Page excerpt.
Organizational Reasons for Using Virtualization
- Legacy Hardware: Applications built for legacy hardware can still be run without maintaining the original hardware.
- Rapid Deployment: A new VM may be deployed in a matter of minutes.
- Versatility: Maximizing the number of kinds of applications that a single computer can handle.
- Consolidation: Sharing the resource among multiple applications simultaneously.
- Aggregating: Makes it easy to combine multiple resources into one virtual resource.
- Dynamics: Hardware resources can be easily allocated in a dynamic fashion.
- Ease of Management: Facilitates the deployment and testing of software.
- Increased Availability: In case of a physical server failure, VMs on the failed host can be quickly and automatically restarted on another host.
Hypervisor Characteristics and Functions
- Software Construct: A virtual machine is a software construct that mimics the characteristics of a physical server.
- Configuration: VMs are configured with a specific number of processors, amount of RAM, storage resources, and network port connectivity.
- Operation: Once created, a VM can be powered on like a physical server.
- Resource Proxy: The hypervisor acts as a proxy for the guests (VMs) as they request and consume physical host resources.
- Core Hypervisor Functions:
* Execution management of VMs.
* Device emulation and access control.
* Execution of privileged operations by the hypervisor for guest VMs.
* Management of VMs (also known as VM lifecycle management).
* Administration of the hypervisor platform and hypervisor software.
Comparison of Type 1 and Type 2 Hypervisors
- Type 1 Hypervisor (Bare Metal):
* Loaded as a software layer directly onto a physical server, similar to how an OS is loaded.
* Directly controls the physical resources of the host.
* Supports the movement of VMs to new hosts without service interruption.

Given task. Can you reproduce the portion of the virtualization notes that begins at the words "Hypervisor Characteristics and" and stops after the words "management of VMs."?

Region annotation records
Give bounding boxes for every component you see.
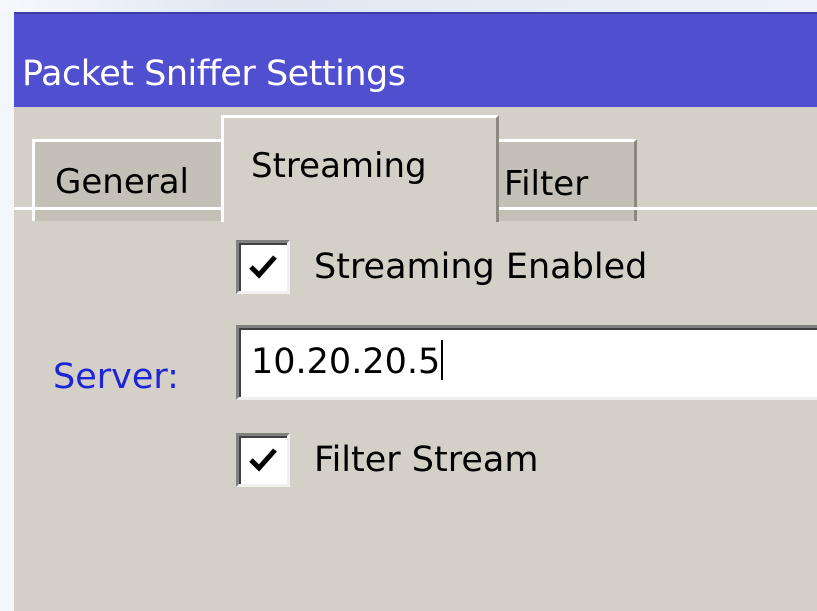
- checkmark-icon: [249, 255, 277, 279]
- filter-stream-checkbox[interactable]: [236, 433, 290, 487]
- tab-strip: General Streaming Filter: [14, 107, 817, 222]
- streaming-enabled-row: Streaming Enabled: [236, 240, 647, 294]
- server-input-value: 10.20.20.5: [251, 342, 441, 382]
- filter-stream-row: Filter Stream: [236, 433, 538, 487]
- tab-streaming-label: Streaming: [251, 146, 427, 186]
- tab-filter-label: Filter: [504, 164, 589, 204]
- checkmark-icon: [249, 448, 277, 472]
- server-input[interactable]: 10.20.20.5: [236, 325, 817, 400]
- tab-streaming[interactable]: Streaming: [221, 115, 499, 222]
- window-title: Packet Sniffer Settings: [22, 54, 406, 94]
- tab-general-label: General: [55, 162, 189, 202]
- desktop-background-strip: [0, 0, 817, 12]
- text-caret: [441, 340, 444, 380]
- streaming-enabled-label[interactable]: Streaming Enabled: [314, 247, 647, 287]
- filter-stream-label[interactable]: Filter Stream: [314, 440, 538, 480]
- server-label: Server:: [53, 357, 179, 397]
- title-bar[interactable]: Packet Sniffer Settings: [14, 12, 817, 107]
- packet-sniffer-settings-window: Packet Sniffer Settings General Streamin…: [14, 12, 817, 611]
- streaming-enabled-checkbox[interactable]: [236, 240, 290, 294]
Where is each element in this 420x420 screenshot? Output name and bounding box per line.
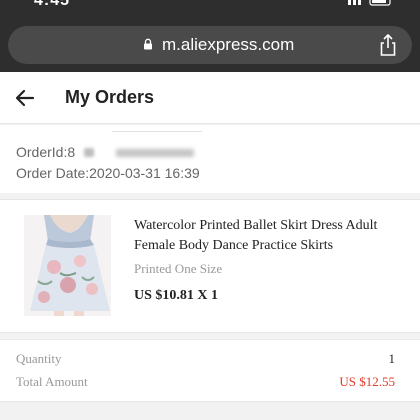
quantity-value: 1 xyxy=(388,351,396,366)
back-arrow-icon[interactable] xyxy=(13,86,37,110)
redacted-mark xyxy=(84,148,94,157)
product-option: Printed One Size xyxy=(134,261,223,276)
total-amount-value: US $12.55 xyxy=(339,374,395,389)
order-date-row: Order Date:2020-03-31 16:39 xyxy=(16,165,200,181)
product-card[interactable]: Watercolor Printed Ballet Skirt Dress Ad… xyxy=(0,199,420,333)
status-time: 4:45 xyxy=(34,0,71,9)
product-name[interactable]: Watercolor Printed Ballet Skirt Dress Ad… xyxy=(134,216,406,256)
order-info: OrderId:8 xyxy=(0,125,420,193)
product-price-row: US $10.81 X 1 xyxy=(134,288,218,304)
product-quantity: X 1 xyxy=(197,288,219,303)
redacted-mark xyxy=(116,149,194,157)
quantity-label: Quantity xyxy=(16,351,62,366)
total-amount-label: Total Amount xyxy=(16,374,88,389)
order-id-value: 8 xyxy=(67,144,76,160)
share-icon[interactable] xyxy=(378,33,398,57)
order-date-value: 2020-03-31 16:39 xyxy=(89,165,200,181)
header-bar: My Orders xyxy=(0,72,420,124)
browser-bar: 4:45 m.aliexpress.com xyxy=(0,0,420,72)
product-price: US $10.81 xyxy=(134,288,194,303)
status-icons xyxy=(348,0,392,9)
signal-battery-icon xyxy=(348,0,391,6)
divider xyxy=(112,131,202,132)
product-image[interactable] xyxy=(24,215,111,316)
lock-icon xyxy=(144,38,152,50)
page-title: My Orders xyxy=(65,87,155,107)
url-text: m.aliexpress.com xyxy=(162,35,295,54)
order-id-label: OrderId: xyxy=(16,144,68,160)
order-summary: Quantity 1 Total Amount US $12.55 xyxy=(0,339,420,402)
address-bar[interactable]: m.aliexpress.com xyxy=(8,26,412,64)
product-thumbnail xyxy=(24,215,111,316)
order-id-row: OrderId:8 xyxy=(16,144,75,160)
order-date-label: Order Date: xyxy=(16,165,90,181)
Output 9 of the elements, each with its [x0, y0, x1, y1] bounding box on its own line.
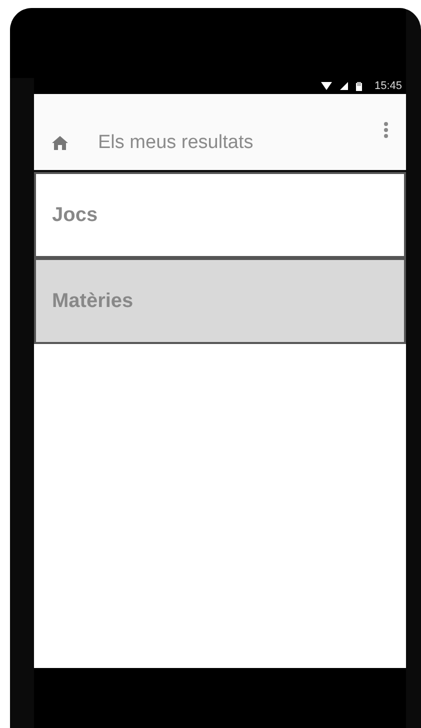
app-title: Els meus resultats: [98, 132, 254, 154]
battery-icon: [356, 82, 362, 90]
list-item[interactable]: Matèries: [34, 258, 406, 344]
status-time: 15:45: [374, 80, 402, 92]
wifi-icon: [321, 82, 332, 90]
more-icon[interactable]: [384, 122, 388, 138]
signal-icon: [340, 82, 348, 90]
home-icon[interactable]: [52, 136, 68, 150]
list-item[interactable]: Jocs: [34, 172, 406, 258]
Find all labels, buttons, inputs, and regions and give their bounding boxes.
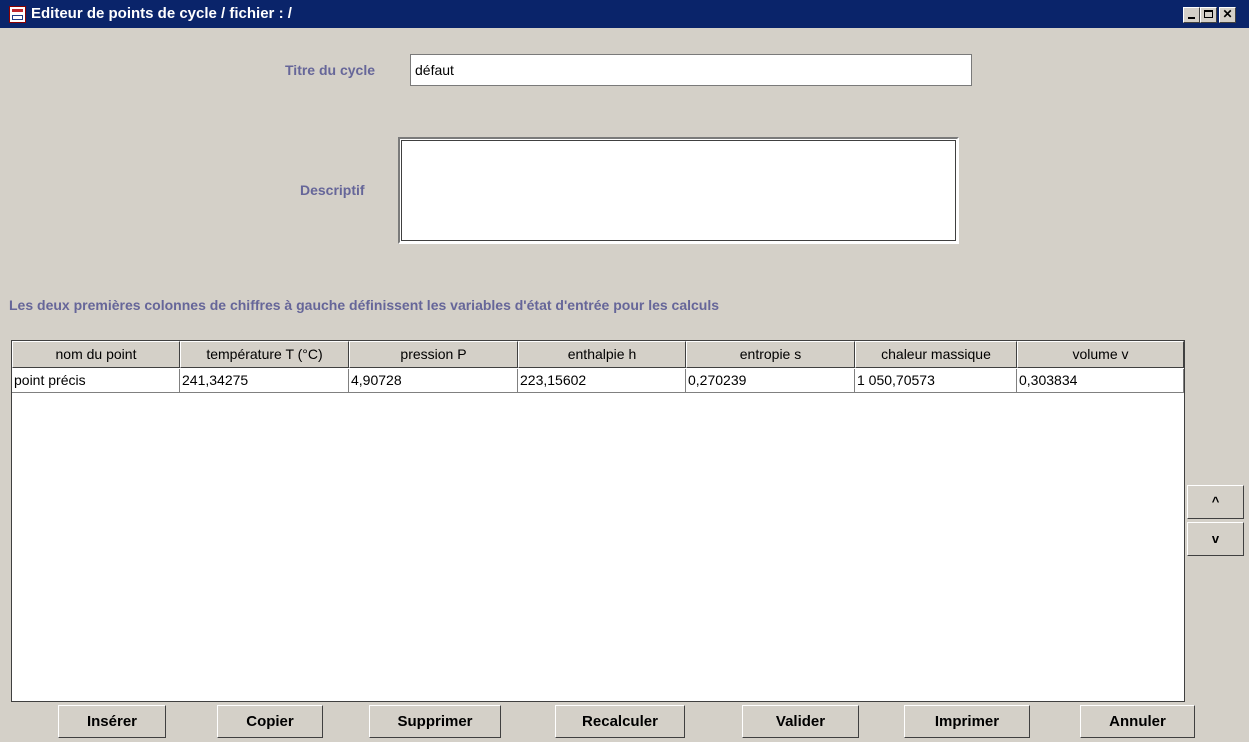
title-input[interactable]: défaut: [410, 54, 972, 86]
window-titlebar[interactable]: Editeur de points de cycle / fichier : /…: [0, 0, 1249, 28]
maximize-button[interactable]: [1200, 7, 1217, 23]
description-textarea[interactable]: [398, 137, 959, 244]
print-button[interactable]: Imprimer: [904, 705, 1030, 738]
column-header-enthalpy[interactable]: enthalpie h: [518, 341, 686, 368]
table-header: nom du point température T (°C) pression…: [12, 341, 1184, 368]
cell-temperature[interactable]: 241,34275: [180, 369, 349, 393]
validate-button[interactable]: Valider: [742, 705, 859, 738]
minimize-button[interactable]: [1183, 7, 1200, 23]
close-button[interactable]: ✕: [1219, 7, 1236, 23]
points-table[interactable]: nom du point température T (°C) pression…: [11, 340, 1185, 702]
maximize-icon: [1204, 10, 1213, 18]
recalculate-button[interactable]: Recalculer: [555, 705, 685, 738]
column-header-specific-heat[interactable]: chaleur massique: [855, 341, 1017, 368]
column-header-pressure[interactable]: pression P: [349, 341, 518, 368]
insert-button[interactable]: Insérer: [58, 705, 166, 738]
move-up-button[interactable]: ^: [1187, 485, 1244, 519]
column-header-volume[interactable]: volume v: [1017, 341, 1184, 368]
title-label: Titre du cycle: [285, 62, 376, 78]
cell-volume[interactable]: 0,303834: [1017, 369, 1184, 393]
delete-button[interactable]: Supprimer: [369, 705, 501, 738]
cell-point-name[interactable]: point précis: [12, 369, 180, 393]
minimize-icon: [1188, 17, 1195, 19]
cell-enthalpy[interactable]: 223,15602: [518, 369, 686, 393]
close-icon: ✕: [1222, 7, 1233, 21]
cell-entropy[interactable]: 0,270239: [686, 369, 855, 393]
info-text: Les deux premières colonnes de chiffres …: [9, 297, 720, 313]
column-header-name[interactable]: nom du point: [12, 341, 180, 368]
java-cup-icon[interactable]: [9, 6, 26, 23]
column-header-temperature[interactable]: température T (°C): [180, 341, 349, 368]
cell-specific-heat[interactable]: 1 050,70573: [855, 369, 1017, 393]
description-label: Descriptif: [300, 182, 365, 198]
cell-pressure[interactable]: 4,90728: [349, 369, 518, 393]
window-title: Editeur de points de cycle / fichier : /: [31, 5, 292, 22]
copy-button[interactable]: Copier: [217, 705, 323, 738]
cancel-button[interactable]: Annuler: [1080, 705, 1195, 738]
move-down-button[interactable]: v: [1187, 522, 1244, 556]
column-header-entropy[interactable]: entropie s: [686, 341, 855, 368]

Output of the exercise.
Hypervisor Characteristics and Functions
- Software Construct: A virtual machine is a software construct that mimics the characteristics of a physical server.
- Configuration: VMs are configured with a specific number of processors, amount of RAM, storage resources, and network port connectivity.
- Operation: Once created, a VM can be powered on like a physical server.
- Resource Proxy: The hypervisor acts as a proxy for the guests (VMs) as they request and consume physical host resources.
- Core Hypervisor Functions:
* Execution management of VMs.